◆ What you will do ◆
Keep only the lines that hold the string "Mean", filtering out the rest of the entries below.

------------------------

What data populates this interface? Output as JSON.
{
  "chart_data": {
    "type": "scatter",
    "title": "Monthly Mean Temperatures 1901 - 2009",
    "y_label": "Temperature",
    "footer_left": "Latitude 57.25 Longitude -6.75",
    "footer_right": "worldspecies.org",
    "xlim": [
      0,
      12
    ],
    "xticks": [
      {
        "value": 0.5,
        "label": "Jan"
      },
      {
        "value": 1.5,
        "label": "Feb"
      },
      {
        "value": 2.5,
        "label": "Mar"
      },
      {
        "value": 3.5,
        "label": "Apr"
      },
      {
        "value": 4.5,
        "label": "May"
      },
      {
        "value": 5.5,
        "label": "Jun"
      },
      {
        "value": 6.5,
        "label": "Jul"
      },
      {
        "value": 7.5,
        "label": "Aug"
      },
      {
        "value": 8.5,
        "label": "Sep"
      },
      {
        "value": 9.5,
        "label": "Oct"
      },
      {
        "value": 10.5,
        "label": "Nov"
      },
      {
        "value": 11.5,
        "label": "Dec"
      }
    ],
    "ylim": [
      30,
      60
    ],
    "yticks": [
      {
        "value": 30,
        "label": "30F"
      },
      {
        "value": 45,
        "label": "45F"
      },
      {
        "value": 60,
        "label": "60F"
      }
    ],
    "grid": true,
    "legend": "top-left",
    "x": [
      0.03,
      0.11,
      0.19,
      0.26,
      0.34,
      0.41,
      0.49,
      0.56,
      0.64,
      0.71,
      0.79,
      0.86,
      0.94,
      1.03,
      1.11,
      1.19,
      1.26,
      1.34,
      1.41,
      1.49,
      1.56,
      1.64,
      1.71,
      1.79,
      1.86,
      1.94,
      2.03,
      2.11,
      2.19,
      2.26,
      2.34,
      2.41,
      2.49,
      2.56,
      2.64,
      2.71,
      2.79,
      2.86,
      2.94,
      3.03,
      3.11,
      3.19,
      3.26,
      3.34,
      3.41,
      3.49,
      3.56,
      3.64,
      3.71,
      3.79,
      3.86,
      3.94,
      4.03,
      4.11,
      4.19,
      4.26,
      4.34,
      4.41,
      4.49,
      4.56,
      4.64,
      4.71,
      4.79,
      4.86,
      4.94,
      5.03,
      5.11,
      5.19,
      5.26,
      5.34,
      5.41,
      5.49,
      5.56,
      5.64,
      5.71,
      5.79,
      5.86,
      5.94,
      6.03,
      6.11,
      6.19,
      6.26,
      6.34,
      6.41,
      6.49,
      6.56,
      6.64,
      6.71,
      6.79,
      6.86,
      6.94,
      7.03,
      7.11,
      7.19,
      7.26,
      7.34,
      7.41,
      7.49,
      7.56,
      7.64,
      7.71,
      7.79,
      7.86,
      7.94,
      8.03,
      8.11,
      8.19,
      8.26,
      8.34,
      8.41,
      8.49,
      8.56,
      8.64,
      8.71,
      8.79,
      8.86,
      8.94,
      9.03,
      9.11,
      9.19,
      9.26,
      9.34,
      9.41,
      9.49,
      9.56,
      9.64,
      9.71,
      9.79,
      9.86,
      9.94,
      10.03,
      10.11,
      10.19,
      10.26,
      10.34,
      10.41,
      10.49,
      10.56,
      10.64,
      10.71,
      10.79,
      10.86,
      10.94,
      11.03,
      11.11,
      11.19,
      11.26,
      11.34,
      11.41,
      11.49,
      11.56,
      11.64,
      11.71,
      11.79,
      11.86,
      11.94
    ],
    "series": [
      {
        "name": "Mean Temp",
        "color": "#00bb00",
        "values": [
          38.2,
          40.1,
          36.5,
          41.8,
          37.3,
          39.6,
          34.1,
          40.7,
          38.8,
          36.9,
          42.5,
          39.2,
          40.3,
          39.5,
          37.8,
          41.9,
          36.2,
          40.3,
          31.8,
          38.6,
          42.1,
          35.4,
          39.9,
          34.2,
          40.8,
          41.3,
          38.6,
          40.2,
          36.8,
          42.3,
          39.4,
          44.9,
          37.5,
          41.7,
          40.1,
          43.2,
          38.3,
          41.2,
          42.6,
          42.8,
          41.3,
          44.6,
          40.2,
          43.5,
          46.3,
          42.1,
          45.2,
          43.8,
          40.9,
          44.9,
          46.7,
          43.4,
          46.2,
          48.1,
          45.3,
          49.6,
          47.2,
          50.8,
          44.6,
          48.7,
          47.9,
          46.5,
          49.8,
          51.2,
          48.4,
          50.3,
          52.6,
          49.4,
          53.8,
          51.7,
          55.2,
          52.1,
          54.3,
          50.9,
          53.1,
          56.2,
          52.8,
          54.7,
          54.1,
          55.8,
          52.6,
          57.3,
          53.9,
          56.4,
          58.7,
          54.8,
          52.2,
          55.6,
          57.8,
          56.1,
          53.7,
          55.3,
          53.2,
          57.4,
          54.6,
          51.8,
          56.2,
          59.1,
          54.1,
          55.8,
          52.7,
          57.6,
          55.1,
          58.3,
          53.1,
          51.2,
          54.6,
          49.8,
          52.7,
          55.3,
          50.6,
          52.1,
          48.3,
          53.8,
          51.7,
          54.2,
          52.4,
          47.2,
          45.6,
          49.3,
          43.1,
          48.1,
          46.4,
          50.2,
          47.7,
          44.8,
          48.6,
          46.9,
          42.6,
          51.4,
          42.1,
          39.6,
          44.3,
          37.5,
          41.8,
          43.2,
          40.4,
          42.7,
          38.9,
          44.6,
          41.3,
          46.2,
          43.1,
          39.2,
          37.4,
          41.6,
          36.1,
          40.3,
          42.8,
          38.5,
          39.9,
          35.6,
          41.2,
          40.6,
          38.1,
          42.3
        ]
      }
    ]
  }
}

------------------------

◆ The answer ◆
    "title": "Monthly Mean Temperatures 1901 - 2009",
        "name": "Mean Temp",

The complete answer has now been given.